## What to work on:
Give the data again exactly as written, skipping any pictures.

## The input:
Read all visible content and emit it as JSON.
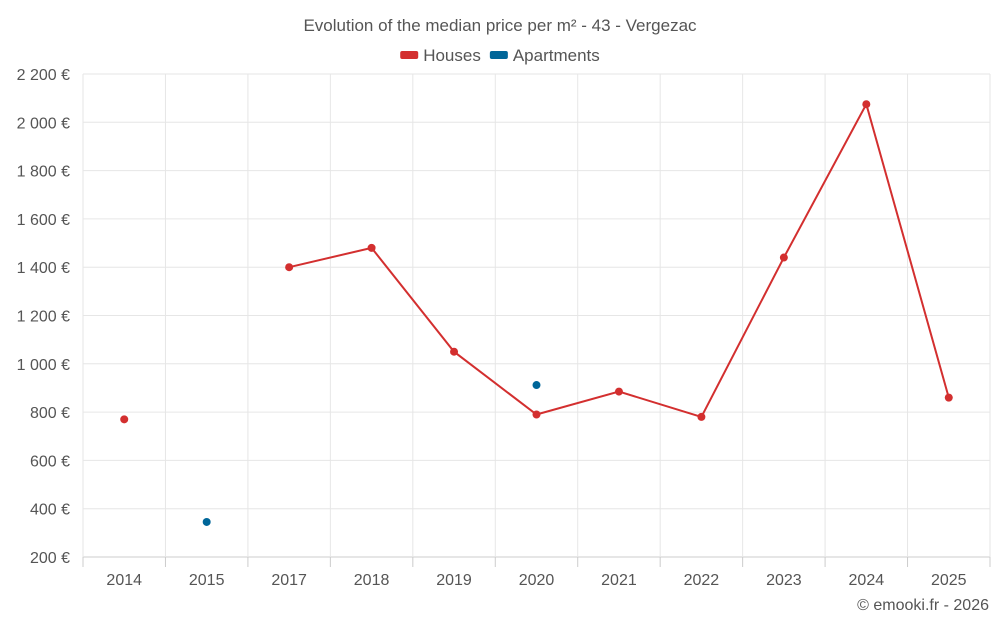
{
  "chart_data": {
    "type": "line",
    "title": "Evolution of the median price per m² - 43 - Vergezac",
    "categories": [
      "2014",
      "2015",
      "2017",
      "2018",
      "2019",
      "2020",
      "2021",
      "2022",
      "2023",
      "2024",
      "2025"
    ],
    "ylim": [
      200,
      2200
    ],
    "yticks": [
      200,
      400,
      600,
      800,
      1000,
      1200,
      1400,
      1600,
      1800,
      2000,
      2200
    ],
    "ytick_labels": [
      "200 €",
      "400 €",
      "600 €",
      "800 €",
      "1 000 €",
      "1 200 €",
      "1 400 €",
      "1 600 €",
      "1 800 €",
      "2 000 €",
      "2 200 €"
    ],
    "grid": true,
    "legend_position": "top-center",
    "series": [
      {
        "name": "Houses",
        "color": "#d32f2f",
        "values": [
          770,
          null,
          1400,
          1480,
          1050,
          790,
          885,
          780,
          1440,
          2075,
          860
        ]
      },
      {
        "name": "Apartments",
        "color": "#006699",
        "values": [
          null,
          345,
          null,
          null,
          null,
          912,
          null,
          null,
          null,
          null,
          null
        ]
      }
    ],
    "credit": "© emooki.fr - 2026"
  }
}
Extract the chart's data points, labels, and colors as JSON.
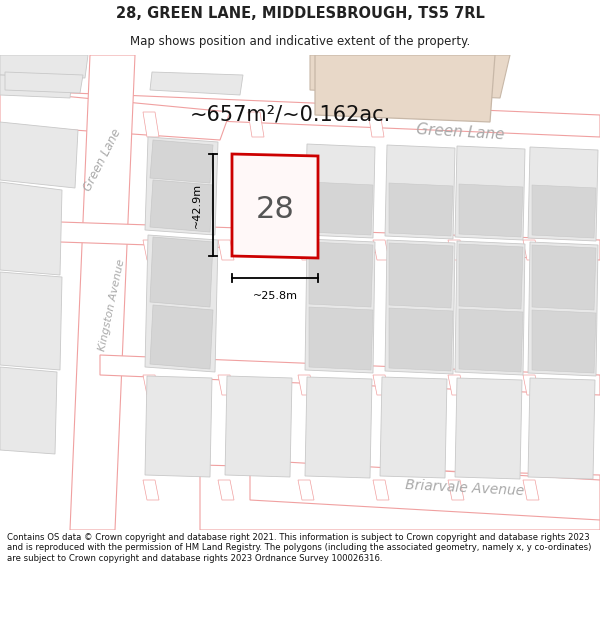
{
  "title": "28, GREEN LANE, MIDDLESBROUGH, TS5 7RL",
  "subtitle": "Map shows position and indicative extent of the property.",
  "area_text": "~657m²/~0.162ac.",
  "dim_width": "~25.8m",
  "dim_height": "~42.9m",
  "label_28": "28",
  "street_green_lane_top": "Green Lane",
  "street_green_lane_left": "Green Lane",
  "street_kingston": "Kingston Avenue",
  "street_briarvale": "Briarvale Avenue",
  "footer": "Contains OS data © Crown copyright and database right 2021. This information is subject to Crown copyright and database rights 2023 and is reproduced with the permission of HM Land Registry. The polygons (including the associated geometry, namely x, y co-ordinates) are subject to Crown copyright and database rights 2023 Ordnance Survey 100026316.",
  "bg_color": "#ffffff",
  "block_fill": "#e8e8e8",
  "block_stroke": "#c8c8c8",
  "road_stroke": "#f0a0a0",
  "property_fill": "#fff8f8",
  "property_stroke": "#cc0000",
  "tan_fill": "#e8d8c8",
  "tan_stroke": "#c8b8a8",
  "street_color": "#aaaaaa",
  "footer_color": "#111111",
  "title_color": "#222222"
}
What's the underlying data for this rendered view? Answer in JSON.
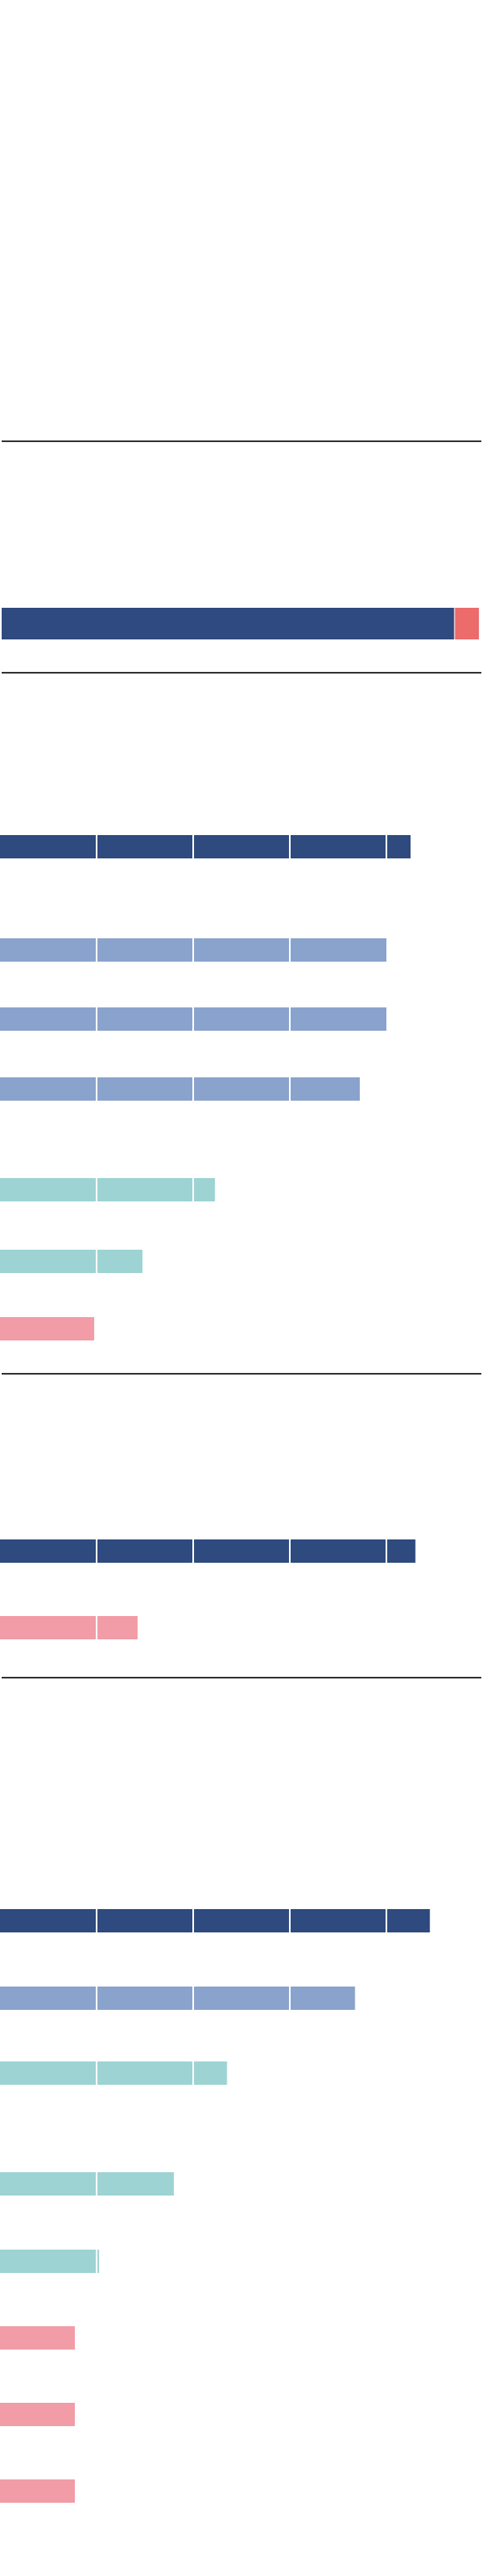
{
  "colors": {
    "dark_navy": "#2e4a7e",
    "mid_blue": "#8aa3cc",
    "teal": "#9dd3d3",
    "pink": "#f19ca6",
    "red": "#ec6b6b",
    "divider": "#333333",
    "gridline": "#ffffff"
  },
  "chart_data": [
    {
      "type": "bar",
      "orientation": "horizontal",
      "stacked": true,
      "series": [
        {
          "name": "",
          "color": "dark_navy",
          "values": [
            94.5
          ]
        },
        {
          "name": "",
          "color": "red",
          "values": [
            5.0
          ]
        }
      ],
      "xlim": [
        0,
        100
      ]
    },
    {
      "type": "bar",
      "orientation": "horizontal",
      "xlim": [
        0,
        100
      ],
      "gridlines": [
        20,
        40,
        60,
        80
      ],
      "values": [
        85,
        80,
        80,
        74.5,
        44.5,
        29.5,
        19.5
      ],
      "colors": [
        "dark_navy",
        "mid_blue",
        "mid_blue",
        "mid_blue",
        "teal",
        "teal",
        "pink"
      ]
    },
    {
      "type": "bar",
      "orientation": "horizontal",
      "xlim": [
        0,
        100
      ],
      "gridlines": [
        20,
        40,
        60,
        80
      ],
      "values": [
        86,
        28.5
      ],
      "colors": [
        "dark_navy",
        "pink"
      ]
    },
    {
      "type": "bar",
      "orientation": "horizontal",
      "xlim": [
        0,
        100
      ],
      "gridlines": [
        20,
        40,
        60,
        80
      ],
      "values": [
        89,
        73.5,
        47,
        36,
        20.5,
        15.5,
        15.5,
        15.5
      ],
      "colors": [
        "dark_navy",
        "mid_blue",
        "teal",
        "teal",
        "teal",
        "pink",
        "pink",
        "pink"
      ]
    }
  ]
}
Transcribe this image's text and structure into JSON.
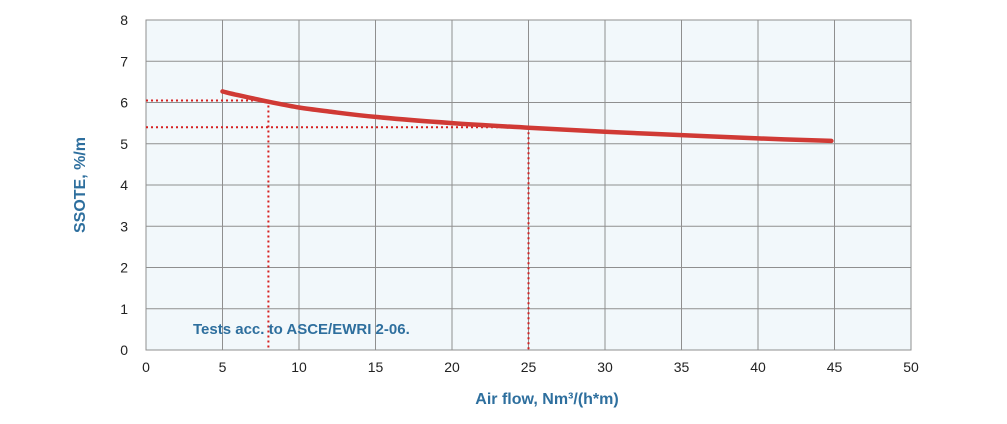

## Answer to the exercise:
Read all visible content and emit it as JSON.
{
  "chart_data": {
    "type": "line",
    "title": "Evolution of the median price per m² - 43 - Vergezac",
    "categories": [
      "2014",
      "2015",
      "2017",
      "2018",
      "2019",
      "2020",
      "2021",
      "2022",
      "2023",
      "2024",
      "2025"
    ],
    "ylim": [
      200,
      2200
    ],
    "yticks": [
      200,
      400,
      600,
      800,
      1000,
      1200,
      1400,
      1600,
      1800,
      2000,
      2200
    ],
    "ytick_labels": [
      "200 €",
      "400 €",
      "600 €",
      "800 €",
      "1 000 €",
      "1 200 €",
      "1 400 €",
      "1 600 €",
      "1 800 €",
      "2 000 €",
      "2 200 €"
    ],
    "grid": true,
    "legend_position": "top-center",
    "series": [
      {
        "name": "Houses",
        "color": "#d32f2f",
        "values": [
          770,
          null,
          1400,
          1480,
          1050,
          790,
          885,
          780,
          1440,
          2075,
          860
        ]
      },
      {
        "name": "Apartments",
        "color": "#006699",
        "values": [
          null,
          345,
          null,
          null,
          null,
          912,
          null,
          null,
          null,
          null,
          null
        ]
      }
    ],
    "credit": "© emooki.fr - 2026"
  }
}
Extract the chart's data points, labels, and colors as JSON.
{
  "title": "28, GREEN LANE, MIDDLESBROUGH, TS5 7RL",
  "subtitle": "Map shows position and indicative extent of the property.",
  "area_text": "~657m²/~0.162ac.",
  "dim_width": "~25.8m",
  "dim_height": "~42.9m",
  "label_28": "28",
  "street_green_lane_top": "Green Lane",
  "street_green_lane_left": "Green Lane",
  "street_kingston": "Kingston Avenue",
  "street_briarvale": "Briarvale Avenue",
  "footer": "Contains OS data © Crown copyright and database right 2021. This information is subject to Crown copyright and database rights 2023 and is reproduced with the permission of HM Land Registry. The polygons (including the associated geometry, namely x, y co-ordinates) are subject to Crown copyright and database rights 2023 Ordnance Survey 100026316.",
  "bg_color": "#ffffff",
  "block_fill": "#e8e8e8",
  "block_stroke": "#c8c8c8",
  "road_stroke": "#f0a0a0",
  "property_fill": "#fff8f8",
  "property_stroke": "#cc0000",
  "tan_fill": "#e8d8c8",
  "tan_stroke": "#c8b8a8",
  "street_color": "#aaaaaa",
  "footer_color": "#111111",
  "title_color": "#222222"
}
What's the underlying data for this rendered view? Answer in JSON.
{
  "colors": {
    "dark_navy": "#2e4a7e",
    "mid_blue": "#8aa3cc",
    "teal": "#9dd3d3",
    "pink": "#f19ca6",
    "red": "#ec6b6b",
    "divider": "#333333",
    "gridline": "#ffffff"
  },
  "chart_data": [
    {
      "type": "bar",
      "orientation": "horizontal",
      "stacked": true,
      "series": [
        {
          "name": "",
          "color": "dark_navy",
          "values": [
            94.5
          ]
        },
        {
          "name": "",
          "color": "red",
          "values": [
            5.0
          ]
        }
      ],
      "xlim": [
        0,
        100
      ]
    },
    {
      "type": "bar",
      "orientation": "horizontal",
      "xlim": [
        0,
        100
      ],
      "gridlines": [
        20,
        40,
        60,
        80
      ],
      "values": [
        85,
        80,
        80,
        74.5,
        44.5,
        29.5,
        19.5
      ],
      "colors": [
        "dark_navy",
        "mid_blue",
        "mid_blue",
        "mid_blue",
        "teal",
        "teal",
        "pink"
      ]
    },
    {
      "type": "bar",
      "orientation": "horizontal",
      "xlim": [
        0,
        100
      ],
      "gridlines": [
        20,
        40,
        60,
        80
      ],
      "values": [
        86,
        28.5
      ],
      "colors": [
        "dark_navy",
        "pink"
      ]
    },
    {
      "type": "bar",
      "orientation": "horizontal",
      "xlim": [
        0,
        100
      ],
      "gridlines": [
        20,
        40,
        60,
        80
      ],
      "values": [
        89,
        73.5,
        47,
        36,
        20.5,
        15.5,
        15.5,
        15.5
      ],
      "colors": [
        "dark_navy",
        "mid_blue",
        "teal",
        "teal",
        "teal",
        "pink",
        "pink",
        "pink"
      ]
    }
  ]
}
Transcribe this image's text and structure into JSON.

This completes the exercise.